Make an exact copy of the data below, leaving out every picture.

Dataset rows about figures:
━━━━━━━━━━
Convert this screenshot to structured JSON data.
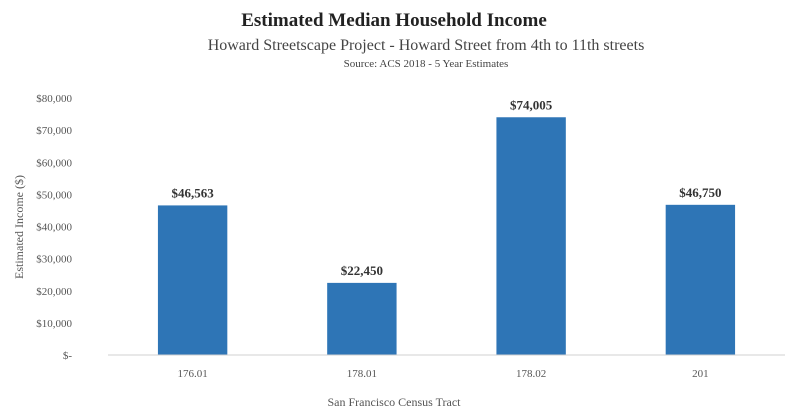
{
  "chart_data": {
    "type": "bar",
    "title": "Estimated Median Household Income",
    "subtitle": "Howard Streetscape  Project - Howard Street from 4th to 11th streets",
    "source": "Source: ACS 2018 - 5 Year Estimates",
    "xlabel": "San Francisco Census Tract",
    "ylabel": "Estimated Income ($)",
    "categories": [
      "176.01",
      "178.01",
      "178.02",
      "201"
    ],
    "values": [
      46563,
      22450,
      74005,
      46750
    ],
    "data_labels": [
      "$46,563",
      "$22,450",
      "$74,005",
      "$46,750"
    ],
    "ylim": [
      0,
      80000
    ],
    "y_ticks": [
      0,
      10000,
      20000,
      30000,
      40000,
      50000,
      60000,
      70000,
      80000
    ],
    "y_tick_labels": [
      "$-",
      "$10,000",
      "$20,000",
      "$30,000",
      "$40,000",
      "$50,000",
      "$60,000",
      "$70,000",
      "$80,000"
    ],
    "grid": false,
    "bar_color": "#2e75b6"
  }
}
━━━━━━━━━━
Output.
Convert this screenshot to structured JSON data.
{
  "chart_data": {
    "type": "bar",
    "title": "Estimated Median Household Income",
    "subtitle": "Howard Streetscape  Project - Howard Street from 4th to 11th streets",
    "source": "Source: ACS 2018 - 5 Year Estimates",
    "xlabel": "San Francisco Census Tract",
    "ylabel": "Estimated Income ($)",
    "categories": [
      "176.01",
      "178.01",
      "178.02",
      "201"
    ],
    "values": [
      46563,
      22450,
      74005,
      46750
    ],
    "data_labels": [
      "$46,563",
      "$22,450",
      "$74,005",
      "$46,750"
    ],
    "ylim": [
      0,
      80000
    ],
    "y_ticks": [
      0,
      10000,
      20000,
      30000,
      40000,
      50000,
      60000,
      70000,
      80000
    ],
    "y_tick_labels": [
      "$-",
      "$10,000",
      "$20,000",
      "$30,000",
      "$40,000",
      "$50,000",
      "$60,000",
      "$70,000",
      "$80,000"
    ],
    "grid": false,
    "bar_color": "#2e75b6"
  }
}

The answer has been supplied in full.